--- Begin Records to use ---
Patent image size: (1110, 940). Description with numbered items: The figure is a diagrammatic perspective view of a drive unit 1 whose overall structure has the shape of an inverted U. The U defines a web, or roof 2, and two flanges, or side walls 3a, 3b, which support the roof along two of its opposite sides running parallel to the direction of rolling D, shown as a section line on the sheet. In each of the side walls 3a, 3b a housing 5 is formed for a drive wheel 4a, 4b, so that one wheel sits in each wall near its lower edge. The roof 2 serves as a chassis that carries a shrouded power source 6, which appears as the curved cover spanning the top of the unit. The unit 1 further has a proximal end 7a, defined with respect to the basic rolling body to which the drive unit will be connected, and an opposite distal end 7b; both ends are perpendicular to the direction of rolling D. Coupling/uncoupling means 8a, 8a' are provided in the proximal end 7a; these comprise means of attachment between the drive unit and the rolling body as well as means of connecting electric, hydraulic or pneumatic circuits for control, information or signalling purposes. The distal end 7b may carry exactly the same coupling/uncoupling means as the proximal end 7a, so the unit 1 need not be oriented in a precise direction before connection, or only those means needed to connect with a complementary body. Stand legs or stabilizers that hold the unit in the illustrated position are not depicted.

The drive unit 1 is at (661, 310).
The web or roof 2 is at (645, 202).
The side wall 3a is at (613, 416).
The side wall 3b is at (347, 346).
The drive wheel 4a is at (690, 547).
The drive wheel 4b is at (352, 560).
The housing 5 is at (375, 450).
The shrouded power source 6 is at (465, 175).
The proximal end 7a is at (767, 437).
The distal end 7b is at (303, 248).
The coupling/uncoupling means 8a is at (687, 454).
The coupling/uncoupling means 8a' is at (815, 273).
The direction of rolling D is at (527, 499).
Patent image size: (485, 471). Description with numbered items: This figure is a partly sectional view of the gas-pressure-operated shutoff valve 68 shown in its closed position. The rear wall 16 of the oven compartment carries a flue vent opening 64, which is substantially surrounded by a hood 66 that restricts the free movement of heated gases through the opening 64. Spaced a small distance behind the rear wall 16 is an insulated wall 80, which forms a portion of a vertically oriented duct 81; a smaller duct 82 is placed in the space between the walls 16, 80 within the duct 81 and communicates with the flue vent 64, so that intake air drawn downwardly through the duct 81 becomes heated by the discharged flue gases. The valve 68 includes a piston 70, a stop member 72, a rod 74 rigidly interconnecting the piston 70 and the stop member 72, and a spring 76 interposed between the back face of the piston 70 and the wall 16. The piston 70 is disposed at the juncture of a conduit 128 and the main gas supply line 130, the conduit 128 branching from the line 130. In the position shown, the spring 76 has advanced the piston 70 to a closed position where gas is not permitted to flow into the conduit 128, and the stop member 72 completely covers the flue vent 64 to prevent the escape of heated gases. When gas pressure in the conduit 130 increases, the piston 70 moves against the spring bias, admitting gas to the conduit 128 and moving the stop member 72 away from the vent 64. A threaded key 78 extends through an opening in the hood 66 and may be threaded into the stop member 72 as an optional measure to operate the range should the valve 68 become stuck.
--- End Records to use ---
_What is needed_
Return, word for word, everything from the start of the material down to and including the line containing "The side wall 3b is at (347, 346).".

_Complete response_
Patent image size: (1110, 940). Description with numbered items: The figure is a diagrammatic perspective view of a drive unit 1 whose overall structure has the shape of an inverted U. The U defines a web, or roof 2, and two flanges, or side walls 3a, 3b, which support the roof along two of its opposite sides running parallel to the direction of rolling D, shown as a section line on the sheet. In each of the side walls 3a, 3b a housing 5 is formed for a drive wheel 4a, 4b, so that one wheel sits in each wall near its lower edge. The roof 2 serves as a chassis that carries a shrouded power source 6, which appears as the curved cover spanning the top of the unit. The unit 1 further has a proximal end 7a, defined with respect to the basic rolling body to which the drive unit will be connected, and an opposite distal end 7b; both ends are perpendicular to the direction of rolling D. Coupling/uncoupling means 8a, 8a' are provided in the proximal end 7a; these comprise means of attachment between the drive unit and the rolling body as well as means of connecting electric, hydraulic or pneumatic circuits for control, information or signalling purposes. The distal end 7b may carry exactly the same coupling/uncoupling means as the proximal end 7a, so the unit 1 need not be oriented in a precise direction before connection, or only those means needed to connect with a complementary body. Stand legs or stabilizers that hold the unit in the illustrated position are not depicted.

The drive unit 1 is at (661, 310).
The web or roof 2 is at (645, 202).
The side wall 3a is at (613, 416).
The side wall 3b is at (347, 346).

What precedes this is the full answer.